## Task brief
Could you write out the records below exactly as they appear?

Figure data in JSON:
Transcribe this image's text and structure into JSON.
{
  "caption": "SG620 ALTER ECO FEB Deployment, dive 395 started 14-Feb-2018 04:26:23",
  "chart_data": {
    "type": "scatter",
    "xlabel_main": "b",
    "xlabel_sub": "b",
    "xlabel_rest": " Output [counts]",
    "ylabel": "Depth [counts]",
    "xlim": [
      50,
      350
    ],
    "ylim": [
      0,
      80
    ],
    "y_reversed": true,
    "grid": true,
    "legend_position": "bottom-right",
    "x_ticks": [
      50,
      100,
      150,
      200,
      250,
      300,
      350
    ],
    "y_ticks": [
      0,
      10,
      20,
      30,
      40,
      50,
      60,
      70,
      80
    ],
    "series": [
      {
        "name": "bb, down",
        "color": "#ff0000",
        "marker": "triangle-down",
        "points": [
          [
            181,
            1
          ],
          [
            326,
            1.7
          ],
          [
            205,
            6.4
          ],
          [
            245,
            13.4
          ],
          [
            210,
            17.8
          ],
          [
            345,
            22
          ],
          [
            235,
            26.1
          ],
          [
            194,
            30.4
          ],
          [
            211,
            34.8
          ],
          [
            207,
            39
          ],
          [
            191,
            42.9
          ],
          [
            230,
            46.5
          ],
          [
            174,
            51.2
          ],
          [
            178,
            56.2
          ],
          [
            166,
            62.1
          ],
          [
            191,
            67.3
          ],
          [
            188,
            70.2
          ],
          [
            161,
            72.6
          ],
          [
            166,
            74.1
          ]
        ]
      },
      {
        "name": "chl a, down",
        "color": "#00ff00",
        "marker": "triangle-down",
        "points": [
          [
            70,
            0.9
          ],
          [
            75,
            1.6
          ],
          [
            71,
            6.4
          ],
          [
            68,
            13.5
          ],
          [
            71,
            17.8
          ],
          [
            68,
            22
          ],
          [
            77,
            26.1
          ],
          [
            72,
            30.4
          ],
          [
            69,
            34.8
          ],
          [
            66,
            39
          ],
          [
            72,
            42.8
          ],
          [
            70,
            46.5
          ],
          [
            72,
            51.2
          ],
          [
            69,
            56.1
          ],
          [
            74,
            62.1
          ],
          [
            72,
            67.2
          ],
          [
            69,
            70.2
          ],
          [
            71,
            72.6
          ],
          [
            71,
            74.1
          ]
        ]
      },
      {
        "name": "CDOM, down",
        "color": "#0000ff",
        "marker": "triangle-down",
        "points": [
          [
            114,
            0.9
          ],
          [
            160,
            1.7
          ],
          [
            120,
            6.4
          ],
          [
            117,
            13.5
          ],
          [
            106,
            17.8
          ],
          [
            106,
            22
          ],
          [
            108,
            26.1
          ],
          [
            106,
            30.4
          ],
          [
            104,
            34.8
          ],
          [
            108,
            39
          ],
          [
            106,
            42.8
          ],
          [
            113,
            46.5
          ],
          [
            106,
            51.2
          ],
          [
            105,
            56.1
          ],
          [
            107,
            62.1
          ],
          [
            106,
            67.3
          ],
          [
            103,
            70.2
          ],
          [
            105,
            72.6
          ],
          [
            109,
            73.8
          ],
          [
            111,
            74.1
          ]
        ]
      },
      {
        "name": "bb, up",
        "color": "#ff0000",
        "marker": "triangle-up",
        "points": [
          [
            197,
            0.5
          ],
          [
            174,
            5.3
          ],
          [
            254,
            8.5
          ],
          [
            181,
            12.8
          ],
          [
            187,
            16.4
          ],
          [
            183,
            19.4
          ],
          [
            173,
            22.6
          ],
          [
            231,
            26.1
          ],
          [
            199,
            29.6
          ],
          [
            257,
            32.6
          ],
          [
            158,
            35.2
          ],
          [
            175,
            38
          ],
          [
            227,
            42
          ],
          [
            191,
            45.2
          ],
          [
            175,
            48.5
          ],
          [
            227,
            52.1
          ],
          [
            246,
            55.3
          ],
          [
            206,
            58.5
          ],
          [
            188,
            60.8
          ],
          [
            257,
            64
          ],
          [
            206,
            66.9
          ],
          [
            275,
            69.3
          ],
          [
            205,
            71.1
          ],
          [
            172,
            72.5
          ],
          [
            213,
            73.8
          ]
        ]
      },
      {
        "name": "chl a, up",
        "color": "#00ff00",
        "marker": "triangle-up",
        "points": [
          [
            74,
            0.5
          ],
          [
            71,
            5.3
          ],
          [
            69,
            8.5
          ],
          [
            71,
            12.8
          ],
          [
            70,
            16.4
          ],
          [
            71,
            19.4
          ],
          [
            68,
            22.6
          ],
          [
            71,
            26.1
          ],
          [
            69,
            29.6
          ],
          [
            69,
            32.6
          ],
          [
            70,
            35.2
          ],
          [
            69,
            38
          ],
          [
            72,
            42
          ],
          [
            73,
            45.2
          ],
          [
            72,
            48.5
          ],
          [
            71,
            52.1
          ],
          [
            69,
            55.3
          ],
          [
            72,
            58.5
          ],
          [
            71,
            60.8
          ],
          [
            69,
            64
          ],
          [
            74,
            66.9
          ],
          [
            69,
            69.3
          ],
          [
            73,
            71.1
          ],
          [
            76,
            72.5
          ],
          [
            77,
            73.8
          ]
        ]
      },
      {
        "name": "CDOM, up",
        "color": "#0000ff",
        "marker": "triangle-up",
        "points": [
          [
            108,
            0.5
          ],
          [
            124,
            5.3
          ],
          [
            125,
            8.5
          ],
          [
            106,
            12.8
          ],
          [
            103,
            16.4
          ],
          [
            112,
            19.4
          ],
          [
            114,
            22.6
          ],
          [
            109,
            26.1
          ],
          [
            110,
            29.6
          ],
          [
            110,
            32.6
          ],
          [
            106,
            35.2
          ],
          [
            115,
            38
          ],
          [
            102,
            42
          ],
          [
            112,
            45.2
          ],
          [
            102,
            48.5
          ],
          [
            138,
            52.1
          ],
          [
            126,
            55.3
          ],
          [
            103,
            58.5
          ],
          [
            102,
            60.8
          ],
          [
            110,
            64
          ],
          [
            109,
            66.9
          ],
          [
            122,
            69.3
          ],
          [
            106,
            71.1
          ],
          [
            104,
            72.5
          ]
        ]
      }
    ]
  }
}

## Answer for this exercise
Transcribe this image's text and structure into JSON.
{
  "caption": "SG620 ALTER ECO FEB Deployment, dive 395 started 14-Feb-2018 04:26:23",
  "chart_data": {
    "type": "scatter",
    "xlabel_main": "b",
    "xlabel_sub": "b",
    "xlabel_rest": " Output [counts]",
    "ylabel": "Depth [counts]",
    "xlim": [
      50,
      350
    ],
    "ylim": [
      0,
      80
    ],
    "y_reversed": true,
    "grid": true,
    "legend_position": "bottom-right",
    "x_ticks": [
      50,
      100,
      150,
      200,
      250,
      300,
      350
    ],
    "y_ticks": [
      0,
      10,
      20,
      30,
      40,
      50,
      60,
      70,
      80
    ],
    "series": [
      {
        "name": "bb, down",
        "color": "#ff0000",
        "marker": "triangle-down",
        "points": [
          [
            181,
            1
          ],
          [
            326,
            1.7
          ],
          [
            205,
            6.4
          ],
          [
            245,
            13.4
          ],
          [
            210,
            17.8
          ],
          [
            345,
            22
          ],
          [
            235,
            26.1
          ],
          [
            194,
            30.4
          ],
          [
            211,
            34.8
          ],
          [
            207,
            39
          ],
          [
            191,
            42.9
          ],
          [
            230,
            46.5
          ],
          [
            174,
            51.2
          ],
          [
            178,
            56.2
          ],
          [
            166,
            62.1
          ],
          [
            191,
            67.3
          ],
          [
            188,
            70.2
          ],
          [
            161,
            72.6
          ],
          [
            166,
            74.1
          ]
        ]
      },
      {
        "name": "chl a, down",
        "color": "#00ff00",
        "marker": "triangle-down",
        "points": [
          [
            70,
            0.9
          ],
          [
            75,
            1.6
          ],
          [
            71,
            6.4
          ],
          [
            68,
            13.5
          ],
          [
            71,
            17.8
          ],
          [
            68,
            22
          ],
          [
            77,
            26.1
          ],
          [
            72,
            30.4
          ],
          [
            69,
            34.8
          ],
          [
            66,
            39
          ],
          [
            72,
            42.8
          ],
          [
            70,
            46.5
          ],
          [
            72,
            51.2
          ],
          [
            69,
            56.1
          ],
          [
            74,
            62.1
          ],
          [
            72,
            67.2
          ],
          [
            69,
            70.2
          ],
          [
            71,
            72.6
          ],
          [
            71,
            74.1
          ]
        ]
      },
      {
        "name": "CDOM, down",
        "color": "#0000ff",
        "marker": "triangle-down",
        "points": [
          [
            114,
            0.9
          ],
          [
            160,
            1.7
          ],
          [
            120,
            6.4
          ],
          [
            117,
            13.5
          ],
          [
            106,
            17.8
          ],
          [
            106,
            22
          ],
          [
            108,
            26.1
          ],
          [
            106,
            30.4
          ],
          [
            104,
            34.8
          ],
          [
            108,
            39
          ],
          [
            106,
            42.8
          ],
          [
            113,
            46.5
          ],
          [
            106,
            51.2
          ],
          [
            105,
            56.1
          ],
          [
            107,
            62.1
          ],
          [
            106,
            67.3
          ],
          [
            103,
            70.2
          ],
          [
            105,
            72.6
          ],
          [
            109,
            73.8
          ],
          [
            111,
            74.1
          ]
        ]
      },
      {
        "name": "bb, up",
        "color": "#ff0000",
        "marker": "triangle-up",
        "points": [
          [
            197,
            0.5
          ],
          [
            174,
            5.3
          ],
          [
            254,
            8.5
          ],
          [
            181,
            12.8
          ],
          [
            187,
            16.4
          ],
          [
            183,
            19.4
          ],
          [
            173,
            22.6
          ],
          [
            231,
            26.1
          ],
          [
            199,
            29.6
          ],
          [
            257,
            32.6
          ],
          [
            158,
            35.2
          ],
          [
            175,
            38
          ],
          [
            227,
            42
          ],
          [
            191,
            45.2
          ],
          [
            175,
            48.5
          ],
          [
            227,
            52.1
          ],
          [
            246,
            55.3
          ],
          [
            206,
            58.5
          ],
          [
            188,
            60.8
          ],
          [
            257,
            64
          ],
          [
            206,
            66.9
          ],
          [
            275,
            69.3
          ],
          [
            205,
            71.1
          ],
          [
            172,
            72.5
          ],
          [
            213,
            73.8
          ]
        ]
      },
      {
        "name": "chl a, up",
        "color": "#00ff00",
        "marker": "triangle-up",
        "points": [
          [
            74,
            0.5
          ],
          [
            71,
            5.3
          ],
          [
            69,
            8.5
          ],
          [
            71,
            12.8
          ],
          [
            70,
            16.4
          ],
          [
            71,
            19.4
          ],
          [
            68,
            22.6
          ],
          [
            71,
            26.1
          ],
          [
            69,
            29.6
          ],
          [
            69,
            32.6
          ],
          [
            70,
            35.2
          ],
          [
            69,
            38
          ],
          [
            72,
            42
          ],
          [
            73,
            45.2
          ],
          [
            72,
            48.5
          ],
          [
            71,
            52.1
          ],
          [
            69,
            55.3
          ],
          [
            72,
            58.5
          ],
          [
            71,
            60.8
          ],
          [
            69,
            64
          ],
          [
            74,
            66.9
          ],
          [
            69,
            69.3
          ],
          [
            73,
            71.1
          ],
          [
            76,
            72.5
          ],
          [
            77,
            73.8
          ]
        ]
      },
      {
        "name": "CDOM, up",
        "color": "#0000ff",
        "marker": "triangle-up",
        "points": [
          [
            108,
            0.5
          ],
          [
            124,
            5.3
          ],
          [
            125,
            8.5
          ],
          [
            106,
            12.8
          ],
          [
            103,
            16.4
          ],
          [
            112,
            19.4
          ],
          [
            114,
            22.6
          ],
          [
            109,
            26.1
          ],
          [
            110,
            29.6
          ],
          [
            110,
            32.6
          ],
          [
            106,
            35.2
          ],
          [
            115,
            38
          ],
          [
            102,
            42
          ],
          [
            112,
            45.2
          ],
          [
            102,
            48.5
          ],
          [
            138,
            52.1
          ],
          [
            126,
            55.3
          ],
          [
            103,
            58.5
          ],
          [
            102,
            60.8
          ],
          [
            110,
            64
          ],
          [
            109,
            66.9
          ],
          [
            122,
            69.3
          ],
          [
            106,
            71.1
          ],
          [
            104,
            72.5
          ]
        ]
      }
    ]
  }
}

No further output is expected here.